• [Task requirements]
Below are some records. Copy every line in them that holds "their".

• [Data lines]
----

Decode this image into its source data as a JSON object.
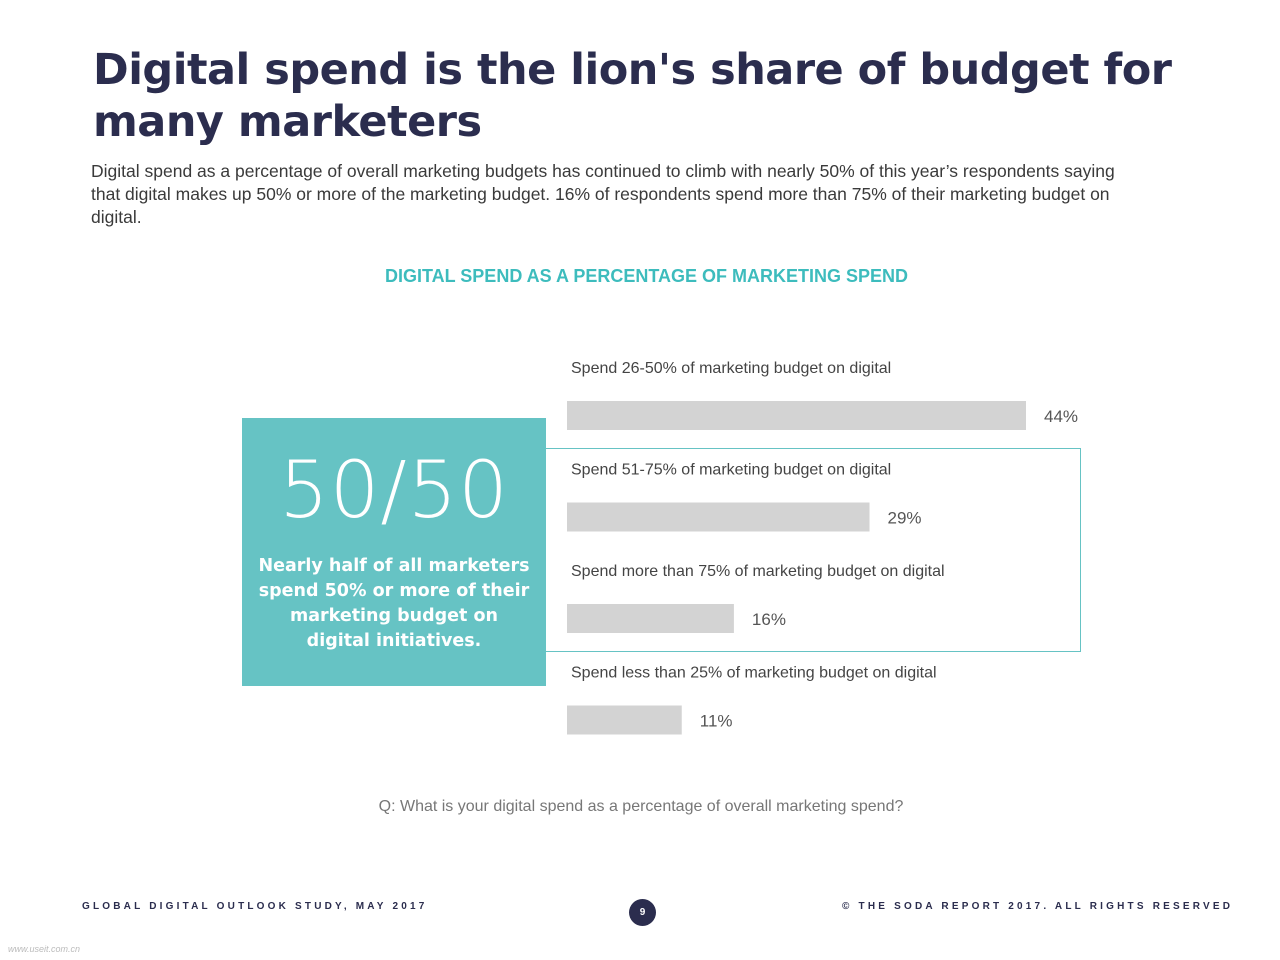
{
  "header": {
    "title": "Digital spend is the lion's share of budget for many marketers",
    "intro": "Digital spend as a percentage of overall marketing budgets has continued to climb with nearly 50% of this year’s respondents saying that digital makes up 50% or more of the marketing budget. 16% of respondents spend more than 75% of their marketing budget on digital."
  },
  "callout": {
    "headline": "50/50",
    "text": "Nearly half of all marketers spend 50% or more of their marketing budget on digital initiatives."
  },
  "chart_data": {
    "type": "bar",
    "orientation": "horizontal",
    "title": "DIGITAL SPEND AS A PERCENTAGE OF MARKETING SPEND",
    "categories": [
      "Spend 26-50% of marketing budget on digital",
      "Spend 51-75% of marketing budget on digital",
      "Spend more than 75% of marketing budget on digital",
      "Spend less than 25% of marketing budget on digital"
    ],
    "values": [
      44,
      29,
      16,
      11
    ],
    "value_labels": [
      "44%",
      "29%",
      "16%",
      "11%"
    ],
    "unit": "%",
    "xlim": [
      0,
      44
    ],
    "highlighted_categories": [
      1,
      2
    ],
    "bar_color": "#d3d3d3",
    "accent_color": "#66c3c4",
    "grid": false
  },
  "question": "Q: What is your digital spend as a percentage of overall marketing spend?",
  "footer": {
    "left": "GLOBAL DIGITAL OUTLOOK STUDY, MAY 2017",
    "page": "9",
    "right": "© THE SODA REPORT 2017. ALL RIGHTS RESERVED"
  },
  "watermark": "www.useit.com.cn",
  "colors": {
    "title": "#2b2d4e",
    "accent": "#3dbcbd",
    "callout_bg": "#66c3c4"
  }
}
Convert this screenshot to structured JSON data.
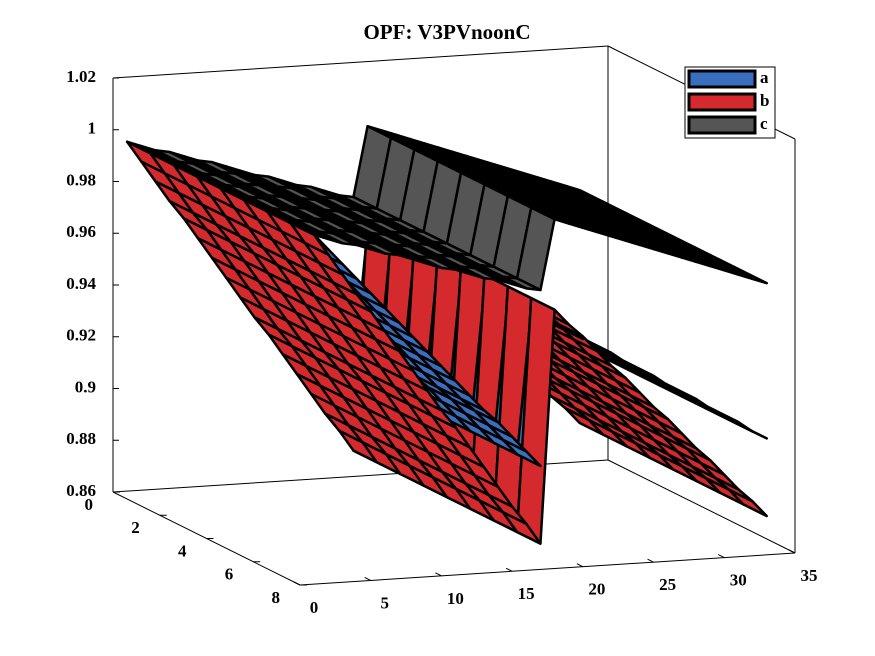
{
  "chart_data": {
    "type": "surface",
    "title": "OPF: V3PVnoonC",
    "x": [
      1,
      2,
      3,
      4,
      5,
      6,
      7,
      8,
      9,
      10,
      11,
      12,
      13,
      14,
      15,
      16,
      17,
      18,
      19,
      20,
      21,
      22,
      23,
      24,
      25,
      26,
      27,
      28,
      29,
      30,
      31,
      32,
      33
    ],
    "series": [
      {
        "name": "a",
        "color": "#3a6fc0",
        "values": [
          0.995,
          0.989,
          0.983,
          0.977,
          0.971,
          0.965,
          0.959,
          0.953,
          0.947,
          0.941,
          0.935,
          0.929,
          0.923,
          0.918,
          0.912,
          0.906,
          0.9,
          0.955,
          0.952,
          0.948,
          0.945,
          0.942,
          0.938,
          0.935,
          0.932,
          0.928,
          0.925,
          0.922,
          0.918,
          0.915,
          0.912,
          0.908,
          0.905
        ]
      },
      {
        "name": "b",
        "color": "#d42a2e",
        "values": [
          0.995,
          0.987,
          0.979,
          0.971,
          0.964,
          0.956,
          0.948,
          0.94,
          0.932,
          0.924,
          0.917,
          0.909,
          0.901,
          0.893,
          0.885,
          0.878,
          0.87,
          0.96,
          0.954,
          0.949,
          0.943,
          0.937,
          0.932,
          0.926,
          0.92,
          0.915,
          0.909,
          0.903,
          0.898,
          0.892,
          0.886,
          0.881,
          0.875
        ]
      },
      {
        "name": "c",
        "color": "#555555",
        "values": [
          0.995,
          0.993,
          0.991,
          0.99,
          0.988,
          0.986,
          0.985,
          0.983,
          0.981,
          0.979,
          0.978,
          0.976,
          0.974,
          0.973,
          0.971,
          0.969,
          0.968,
          0.995,
          0.993,
          0.991,
          0.989,
          0.987,
          0.985,
          0.983,
          0.981,
          0.979,
          0.977,
          0.975,
          0.973,
          0.971,
          0.969,
          0.967,
          0.965
        ]
      }
    ],
    "xlim": [
      0,
      35
    ],
    "xticks": [
      0,
      5,
      10,
      15,
      20,
      25,
      30,
      35
    ],
    "ylim": [
      0,
      8
    ],
    "yticks": [
      0,
      2,
      4,
      6,
      8
    ],
    "zlim": [
      0.86,
      1.02
    ],
    "zticks": [
      0.86,
      0.88,
      0.9,
      0.92,
      0.94,
      0.96,
      0.98,
      1,
      1.02
    ],
    "legend": "upper right"
  }
}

----

• [The result]
    "intro": "Digital spend as a percentage of overall marketing budgets has continued to climb with nearly 50% of this year’s respondents saying that digital makes up 50% or more of the marketing budget. 16% of respondents spend more than 75% of their marketing budget on digital."
    "text": "Nearly half of all marketers spend 50% or more of their marketing budget on digital initiatives."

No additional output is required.